Copy the data below exactly.

* **EXCERPTED RECORDS**
'''

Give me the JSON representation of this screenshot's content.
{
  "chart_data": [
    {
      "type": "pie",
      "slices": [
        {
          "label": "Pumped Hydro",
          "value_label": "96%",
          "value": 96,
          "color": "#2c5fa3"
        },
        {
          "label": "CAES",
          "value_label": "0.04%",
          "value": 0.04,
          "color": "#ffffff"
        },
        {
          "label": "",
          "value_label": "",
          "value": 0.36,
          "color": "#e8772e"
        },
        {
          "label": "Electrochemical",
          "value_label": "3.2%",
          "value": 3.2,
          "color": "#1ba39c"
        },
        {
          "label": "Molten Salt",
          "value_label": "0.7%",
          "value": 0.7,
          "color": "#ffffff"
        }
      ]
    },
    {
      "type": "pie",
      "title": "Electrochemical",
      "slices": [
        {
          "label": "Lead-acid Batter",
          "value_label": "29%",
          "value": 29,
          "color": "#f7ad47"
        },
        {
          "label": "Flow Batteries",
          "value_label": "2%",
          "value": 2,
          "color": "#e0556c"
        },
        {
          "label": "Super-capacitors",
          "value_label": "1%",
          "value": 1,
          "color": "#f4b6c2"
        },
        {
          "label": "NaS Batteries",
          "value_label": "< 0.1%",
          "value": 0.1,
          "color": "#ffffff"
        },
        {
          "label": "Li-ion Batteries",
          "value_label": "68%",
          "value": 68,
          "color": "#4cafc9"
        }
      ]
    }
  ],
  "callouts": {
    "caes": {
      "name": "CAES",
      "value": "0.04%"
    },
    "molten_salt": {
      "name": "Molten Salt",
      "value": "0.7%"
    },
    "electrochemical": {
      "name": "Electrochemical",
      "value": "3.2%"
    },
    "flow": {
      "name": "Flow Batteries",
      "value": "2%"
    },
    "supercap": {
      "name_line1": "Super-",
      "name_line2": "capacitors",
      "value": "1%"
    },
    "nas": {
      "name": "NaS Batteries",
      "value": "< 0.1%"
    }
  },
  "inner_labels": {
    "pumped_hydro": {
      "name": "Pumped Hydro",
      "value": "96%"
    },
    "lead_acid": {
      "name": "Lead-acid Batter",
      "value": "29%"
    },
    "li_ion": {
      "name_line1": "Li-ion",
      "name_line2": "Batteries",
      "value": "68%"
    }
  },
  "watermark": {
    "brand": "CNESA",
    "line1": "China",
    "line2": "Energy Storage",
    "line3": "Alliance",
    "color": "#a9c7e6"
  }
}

'''

* **SOLUTION TO THIS PROBLEM**
Give me the JSON representation of this screenshot's content.
{
  "chart_data": [
    {
      "type": "pie",
      "slices": [
        {
          "label": "Pumped Hydro",
          "value_label": "96%",
          "value": 96,
          "color": "#2c5fa3"
        },
        {
          "label": "CAES",
          "value_label": "0.04%",
          "value": 0.04,
          "color": "#ffffff"
        },
        {
          "label": "",
          "value_label": "",
          "value": 0.36,
          "color": "#e8772e"
        },
        {
          "label": "Electrochemical",
          "value_label": "3.2%",
          "value": 3.2,
          "color": "#1ba39c"
        },
        {
          "label": "Molten Salt",
          "value_label": "0.7%",
          "value": 0.7,
          "color": "#ffffff"
        }
      ]
    },
    {
      "type": "pie",
      "title": "Electrochemical",
      "slices": [
        {
          "label": "Lead-acid Batter",
          "value_label": "29%",
          "value": 29,
          "color": "#f7ad47"
        },
        {
          "label": "Flow Batteries",
          "value_label": "2%",
          "value": 2,
          "color": "#e0556c"
        },
        {
          "label": "Super-capacitors",
          "value_label": "1%",
          "value": 1,
          "color": "#f4b6c2"
        },
        {
          "label": "NaS Batteries",
          "value_label": "< 0.1%",
          "value": 0.1,
          "color": "#ffffff"
        },
        {
          "label": "Li-ion Batteries",
          "value_label": "68%",
          "value": 68,
          "color": "#4cafc9"
        }
      ]
    }
  ],
  "callouts": {
    "caes": {
      "name": "CAES",
      "value": "0.04%"
    },
    "molten_salt": {
      "name": "Molten Salt",
      "value": "0.7%"
    },
    "electrochemical": {
      "name": "Electrochemical",
      "value": "3.2%"
    },
    "flow": {
      "name": "Flow Batteries",
      "value": "2%"
    },
    "supercap": {
      "name_line1": "Super-",
      "name_line2": "capacitors",
      "value": "1%"
    },
    "nas": {
      "name": "NaS Batteries",
      "value": "< 0.1%"
    }
  },
  "inner_labels": {
    "pumped_hydro": {
      "name": "Pumped Hydro",
      "value": "96%"
    },
    "lead_acid": {
      "name": "Lead-acid Batter",
      "value": "29%"
    },
    "li_ion": {
      "name_line1": "Li-ion",
      "name_line2": "Batteries",
      "value": "68%"
    }
  },
  "watermark": {
    "brand": "CNESA",
    "line1": "China",
    "line2": "Energy Storage",
    "line3": "Alliance",
    "color": "#a9c7e6"
  }
}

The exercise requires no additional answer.